#### [THE EXERCISE]
Your task is to output the data exactly as it stands.

[Start of MATERIAL]

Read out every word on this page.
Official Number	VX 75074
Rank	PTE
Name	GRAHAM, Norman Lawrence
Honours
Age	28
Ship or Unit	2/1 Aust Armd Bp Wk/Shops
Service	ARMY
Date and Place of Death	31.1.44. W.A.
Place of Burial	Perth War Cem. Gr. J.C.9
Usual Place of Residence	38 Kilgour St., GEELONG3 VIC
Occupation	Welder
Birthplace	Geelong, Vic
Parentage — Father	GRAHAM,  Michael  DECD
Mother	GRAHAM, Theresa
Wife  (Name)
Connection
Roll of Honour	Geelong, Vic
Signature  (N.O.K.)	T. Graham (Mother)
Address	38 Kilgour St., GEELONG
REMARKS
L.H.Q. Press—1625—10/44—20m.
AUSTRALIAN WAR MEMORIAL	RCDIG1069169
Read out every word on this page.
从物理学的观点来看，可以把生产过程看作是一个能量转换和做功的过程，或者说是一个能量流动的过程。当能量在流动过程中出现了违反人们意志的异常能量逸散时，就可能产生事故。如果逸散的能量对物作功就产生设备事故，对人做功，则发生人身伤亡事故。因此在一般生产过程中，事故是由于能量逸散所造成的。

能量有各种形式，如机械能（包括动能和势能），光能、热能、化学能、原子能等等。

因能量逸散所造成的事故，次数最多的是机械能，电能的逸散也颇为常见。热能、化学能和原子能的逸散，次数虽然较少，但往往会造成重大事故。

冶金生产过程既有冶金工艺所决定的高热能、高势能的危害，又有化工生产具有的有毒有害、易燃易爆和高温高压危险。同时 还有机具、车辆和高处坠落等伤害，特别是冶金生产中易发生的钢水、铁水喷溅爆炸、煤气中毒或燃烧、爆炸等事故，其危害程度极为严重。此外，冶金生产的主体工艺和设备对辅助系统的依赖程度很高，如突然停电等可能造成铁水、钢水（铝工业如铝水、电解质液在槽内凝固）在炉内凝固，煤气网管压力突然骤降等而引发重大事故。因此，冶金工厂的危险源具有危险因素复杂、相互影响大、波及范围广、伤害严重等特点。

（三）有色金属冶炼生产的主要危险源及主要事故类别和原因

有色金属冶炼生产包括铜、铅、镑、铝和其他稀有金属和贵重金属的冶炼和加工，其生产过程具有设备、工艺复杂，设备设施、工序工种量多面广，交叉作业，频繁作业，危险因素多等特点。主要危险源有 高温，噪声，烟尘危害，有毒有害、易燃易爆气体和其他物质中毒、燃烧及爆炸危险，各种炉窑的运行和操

[End of MATERIAL]

#### [RESPONSE]
Read out every word on this page.
Official Number	VX 75074
Rank	PTE
Name	GRAHAM, Norman Lawrence
Honours
Age	28
Ship or Unit	2/1 Aust Armd Bp Wk/Shops
Service	ARMY
Date and Place of Death	31.1.44. W.A.
Place of Burial	Perth War Cem. Gr. J.C.9
Usual Place of Residence	38 Kilgour St., GEELONG3 VIC
Occupation	Welder
Birthplace	Geelong, Vic
Parentage — Father	GRAHAM,  Michael  DECD
Mother	GRAHAM, Theresa
Wife  (Name)
Connection
Roll of Honour	Geelong, Vic
Signature  (N.O.K.)	T. Graham (Mother)
Address	38 Kilgour St., GEELONG
REMARKS
L.H.Q. Press—1625—10/44—20m.
AUSTRALIAN WAR MEMORIAL	RCDIG1069169
Read out every word on this page.
从物理学的观点来看，可以把生产过程看作是一个能量转换和做功的过程，或者说是一个能量流动的过程。当能量在流动过程中出现了违反人们意志的异常能量逸散时，就可能产生事故。如果逸散的能量对物作功就产生设备事故，对人做功，则发生人身伤亡事故。因此在一般生产过程中，事故是由于能量逸散所造成的。

能量有各种形式，如机械能（包括动能和势能），光能、热能、化学能、原子能等等。

因能量逸散所造成的事故，次数最多的是机械能，电能的逸散也颇为常见。热能、化学能和原子能的逸散，次数虽然较少，但往往会造成重大事故。

冶金生产过程既有冶金工艺所决定的高热能、高势能的危害，又有化工生产具有的有毒有害、易燃易爆和高温高压危险。同时 还有机具、车辆和高处坠落等伤害，特别是冶金生产中易发生的钢水、铁水喷溅爆炸、煤气中毒或燃烧、爆炸等事故，其危害程度极为严重。此外，冶金生产的主体工艺和设备对辅助系统的依赖程度很高，如突然停电等可能造成铁水、钢水（铝工业如铝水、电解质液在槽内凝固）在炉内凝固，煤气网管压力突然骤降等而引发重大事故。因此，冶金工厂的危险源具有危险因素复杂、相互影响大、波及范围广、伤害严重等特点。

（三）有色金属冶炼生产的主要危险源及主要事故类别和原因

有色金属冶炼生产包括铜、铅、镑、铝和其他稀有金属和贵重金属的冶炼和加工，其生产过程具有设备、工艺复杂，设备设施、工序工种量多面广，交叉作业，频繁作业，危险因素多等特点。主要危险源有 高温，噪声，烟尘危害，有毒有害、易燃易爆气体和其他物质中毒、燃烧及爆炸危险，各种炉窑的运行和操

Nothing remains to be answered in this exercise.